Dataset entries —
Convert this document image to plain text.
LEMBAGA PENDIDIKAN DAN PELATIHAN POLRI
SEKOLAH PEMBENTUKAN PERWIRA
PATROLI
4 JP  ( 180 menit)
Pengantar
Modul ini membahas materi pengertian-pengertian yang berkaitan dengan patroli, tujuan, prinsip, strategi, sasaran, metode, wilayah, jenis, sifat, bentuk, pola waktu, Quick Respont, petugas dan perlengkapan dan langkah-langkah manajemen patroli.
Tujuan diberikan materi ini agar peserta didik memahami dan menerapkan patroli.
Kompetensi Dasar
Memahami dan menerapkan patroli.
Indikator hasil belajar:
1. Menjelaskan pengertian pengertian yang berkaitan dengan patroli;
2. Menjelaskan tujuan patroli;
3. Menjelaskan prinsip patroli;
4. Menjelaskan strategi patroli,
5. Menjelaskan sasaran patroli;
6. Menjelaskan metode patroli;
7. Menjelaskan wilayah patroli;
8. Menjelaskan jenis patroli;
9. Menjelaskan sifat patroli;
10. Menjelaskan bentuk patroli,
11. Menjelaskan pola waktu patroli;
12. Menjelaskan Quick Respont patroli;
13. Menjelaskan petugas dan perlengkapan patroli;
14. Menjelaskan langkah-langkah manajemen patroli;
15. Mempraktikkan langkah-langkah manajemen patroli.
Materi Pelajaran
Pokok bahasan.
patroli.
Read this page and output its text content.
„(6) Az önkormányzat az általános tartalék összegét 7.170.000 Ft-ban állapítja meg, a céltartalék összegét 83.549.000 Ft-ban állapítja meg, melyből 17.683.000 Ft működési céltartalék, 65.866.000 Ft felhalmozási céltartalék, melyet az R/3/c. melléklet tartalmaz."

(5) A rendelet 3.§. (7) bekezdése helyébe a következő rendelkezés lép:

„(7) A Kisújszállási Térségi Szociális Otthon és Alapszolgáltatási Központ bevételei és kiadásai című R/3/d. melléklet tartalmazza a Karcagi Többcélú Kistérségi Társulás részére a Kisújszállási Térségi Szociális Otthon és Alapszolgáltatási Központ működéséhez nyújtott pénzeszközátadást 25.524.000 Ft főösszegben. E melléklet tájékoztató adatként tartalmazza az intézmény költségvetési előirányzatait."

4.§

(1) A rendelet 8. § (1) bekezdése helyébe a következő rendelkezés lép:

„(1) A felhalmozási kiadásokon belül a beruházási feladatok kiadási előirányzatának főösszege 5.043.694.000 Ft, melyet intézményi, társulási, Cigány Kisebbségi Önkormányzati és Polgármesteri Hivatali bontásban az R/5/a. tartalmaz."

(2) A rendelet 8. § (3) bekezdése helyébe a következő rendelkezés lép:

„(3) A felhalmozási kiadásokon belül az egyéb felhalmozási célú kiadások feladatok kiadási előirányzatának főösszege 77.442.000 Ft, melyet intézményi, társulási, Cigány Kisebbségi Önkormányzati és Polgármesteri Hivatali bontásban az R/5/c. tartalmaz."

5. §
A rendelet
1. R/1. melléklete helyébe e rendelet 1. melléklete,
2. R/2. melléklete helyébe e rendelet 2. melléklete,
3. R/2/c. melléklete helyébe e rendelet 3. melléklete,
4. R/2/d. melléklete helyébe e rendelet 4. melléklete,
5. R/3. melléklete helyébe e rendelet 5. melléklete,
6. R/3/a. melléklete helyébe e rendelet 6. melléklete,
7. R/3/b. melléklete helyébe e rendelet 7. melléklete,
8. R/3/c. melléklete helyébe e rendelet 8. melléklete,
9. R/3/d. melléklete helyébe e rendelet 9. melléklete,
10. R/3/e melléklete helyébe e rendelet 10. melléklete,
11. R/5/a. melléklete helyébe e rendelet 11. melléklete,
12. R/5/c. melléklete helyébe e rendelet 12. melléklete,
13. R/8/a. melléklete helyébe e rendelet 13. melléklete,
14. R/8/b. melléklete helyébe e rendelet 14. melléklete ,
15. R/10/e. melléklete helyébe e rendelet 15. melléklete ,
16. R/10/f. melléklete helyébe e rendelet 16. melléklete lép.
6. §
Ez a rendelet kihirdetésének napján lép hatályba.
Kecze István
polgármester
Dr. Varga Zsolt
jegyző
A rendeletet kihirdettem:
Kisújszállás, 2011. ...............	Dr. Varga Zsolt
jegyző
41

TO BE DONE —
Write down the full listing again, exactly.

RESPONSE —
Convert this document image to plain text.
LEMBAGA PENDIDIKAN DAN PELATIHAN POLRI
SEKOLAH PEMBENTUKAN PERWIRA
PATROLI
4 JP  ( 180 menit)
Pengantar
Modul ini membahas materi pengertian-pengertian yang berkaitan dengan patroli, tujuan, prinsip, strategi, sasaran, metode, wilayah, jenis, sifat, bentuk, pola waktu, Quick Respont, petugas dan perlengkapan dan langkah-langkah manajemen patroli.
Tujuan diberikan materi ini agar peserta didik memahami dan menerapkan patroli.
Kompetensi Dasar
Memahami dan menerapkan patroli.
Indikator hasil belajar:
1. Menjelaskan pengertian pengertian yang berkaitan dengan patroli;
2. Menjelaskan tujuan patroli;
3. Menjelaskan prinsip patroli;
4. Menjelaskan strategi patroli,
5. Menjelaskan sasaran patroli;
6. Menjelaskan metode patroli;
7. Menjelaskan wilayah patroli;
8. Menjelaskan jenis patroli;
9. Menjelaskan sifat patroli;
10. Menjelaskan bentuk patroli,
11. Menjelaskan pola waktu patroli;
12. Menjelaskan Quick Respont patroli;
13. Menjelaskan petugas dan perlengkapan patroli;
14. Menjelaskan langkah-langkah manajemen patroli;
15. Mempraktikkan langkah-langkah manajemen patroli.
Materi Pelajaran
Pokok bahasan.
patroli.
Read this page and output its text content.
„(6) Az önkormányzat az általános tartalék összegét 7.170.000 Ft-ban állapítja meg, a céltartalék összegét 83.549.000 Ft-ban állapítja meg, melyből 17.683.000 Ft működési céltartalék, 65.866.000 Ft felhalmozási céltartalék, melyet az R/3/c. melléklet tartalmaz."

(5) A rendelet 3.§. (7) bekezdése helyébe a következő rendelkezés lép:

„(7) A Kisújszállási Térségi Szociális Otthon és Alapszolgáltatási Központ bevételei és kiadásai című R/3/d. melléklet tartalmazza a Karcagi Többcélú Kistérségi Társulás részére a Kisújszállási Térségi Szociális Otthon és Alapszolgáltatási Központ működéséhez nyújtott pénzeszközátadást 25.524.000 Ft főösszegben. E melléklet tájékoztató adatként tartalmazza az intézmény költségvetési előirányzatait."

4.§

(1) A rendelet 8. § (1) bekezdése helyébe a következő rendelkezés lép:

„(1) A felhalmozási kiadásokon belül a beruházási feladatok kiadási előirányzatának főösszege 5.043.694.000 Ft, melyet intézményi, társulási, Cigány Kisebbségi Önkormányzati és Polgármesteri Hivatali bontásban az R/5/a. tartalmaz."

(2) A rendelet 8. § (3) bekezdése helyébe a következő rendelkezés lép:

„(3) A felhalmozási kiadásokon belül az egyéb felhalmozási célú kiadások feladatok kiadási előirányzatának főösszege 77.442.000 Ft, melyet intézményi, társulási, Cigány Kisebbségi Önkormányzati és Polgármesteri Hivatali bontásban az R/5/c. tartalmaz."

5. §
A rendelet
1. R/1. melléklete helyébe e rendelet 1. melléklete,
2. R/2. melléklete helyébe e rendelet 2. melléklete,
3. R/2/c. melléklete helyébe e rendelet 3. melléklete,
4. R/2/d. melléklete helyébe e rendelet 4. melléklete,
5. R/3. melléklete helyébe e rendelet 5. melléklete,
6. R/3/a. melléklete helyébe e rendelet 6. melléklete,
7. R/3/b. melléklete helyébe e rendelet 7. melléklete,
8. R/3/c. melléklete helyébe e rendelet 8. melléklete,
9. R/3/d. melléklete helyébe e rendelet 9. melléklete,
10. R/3/e melléklete helyébe e rendelet 10. melléklete,
11. R/5/a. melléklete helyébe e rendelet 11. melléklete,
12. R/5/c. melléklete helyébe e rendelet 12. melléklete,
13. R/8/a. melléklete helyébe e rendelet 13. melléklete,
14. R/8/b. melléklete helyébe e rendelet 14. melléklete ,
15. R/10/e. melléklete helyébe e rendelet 15. melléklete ,
16. R/10/f. melléklete helyébe e rendelet 16. melléklete lép.
6. §
Ez a rendelet kihirdetésének napján lép hatályba.
Kecze István
polgármester
Dr. Varga Zsolt
jegyző
A rendeletet kihirdettem:
Kisújszállás, 2011. ...............	Dr. Varga Zsolt
jegyző
41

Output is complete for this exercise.